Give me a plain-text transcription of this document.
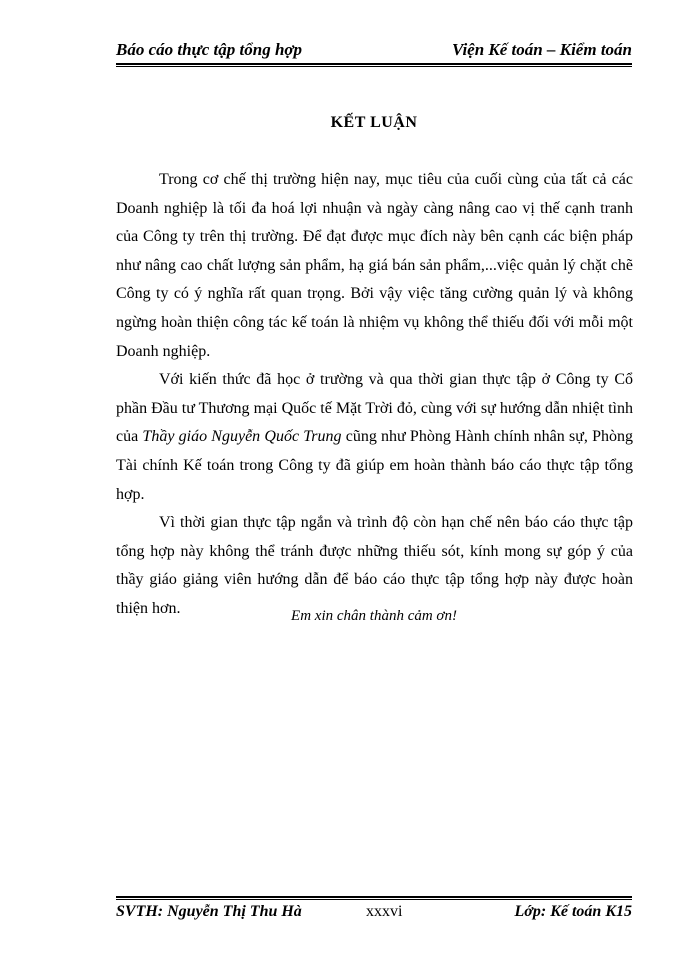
Báo cáo thực tập tổng hợp	Viện Kế toán – Kiểm toán
KẾT LUẬN

Trong cơ chế thị trường hiện nay, mục tiêu của cuối cùng của tất cả các Doanh nghiệp là tối đa hoá lợi nhuận và ngày càng nâng cao vị thế cạnh tranh của Công ty trên thị trường. Để đạt được mục đích này bên cạnh các biện pháp như nâng cao chất lượng sản phẩm, hạ giá bán sản phẩm,...việc quản lý chặt chẽ Công ty có ý nghĩa rất quan trọng. Bởi vậy việc tăng cường quản lý và không ngừng hoàn thiện công tác kế toán là nhiệm vụ không thể thiếu đối với mỗi một Doanh nghiệp.

Với kiến thức đã học ở trường và qua thời gian thực tập ở Công ty Cổ phần Đầu tư Thương mại Quốc tế Mặt Trời đỏ, cùng với sự hướng dẫn nhiệt tình của Thầy giáo Nguyễn Quốc Trung cũng như Phòng Hành chính nhân sự, Phòng Tài chính Kế toán trong Công ty đã giúp em hoàn thành báo cáo thực tập tổng hợp.

Vì thời gian thực tập ngắn và trình độ còn hạn chế nên báo cáo thực tập tổng hợp này không thể tránh được những thiếu sót, kính mong sự góp ý của thầy giáo giảng viên hướng dẫn để báo cáo thực tập tổng hợp này được hoàn thiện hơn.	Em xin chân thành cảm ơn!
SVTH: Nguyễn Thị Thu Hà	xxxvi	Lớp: Kế toán K15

** Task prompt **
Show the lines from the data above that contain the string "Nguyễn".

** Answer to this task **
Với kiến thức đã học ở trường và qua thời gian thực tập ở Công ty Cổ phần Đầu tư Thương mại Quốc tế Mặt Trời đỏ, cùng với sự hướng dẫn nhiệt tình của Thầy giáo Nguyễn Quốc Trung cũng như Phòng Hành chính nhân sự, Phòng Tài chính Kế toán trong Công ty đã giúp em hoàn thành báo cáo thực tập tổng hợp.
SVTH: Nguyễn Thị Thu Hà	xxxvi	Lớp: Kế toán K15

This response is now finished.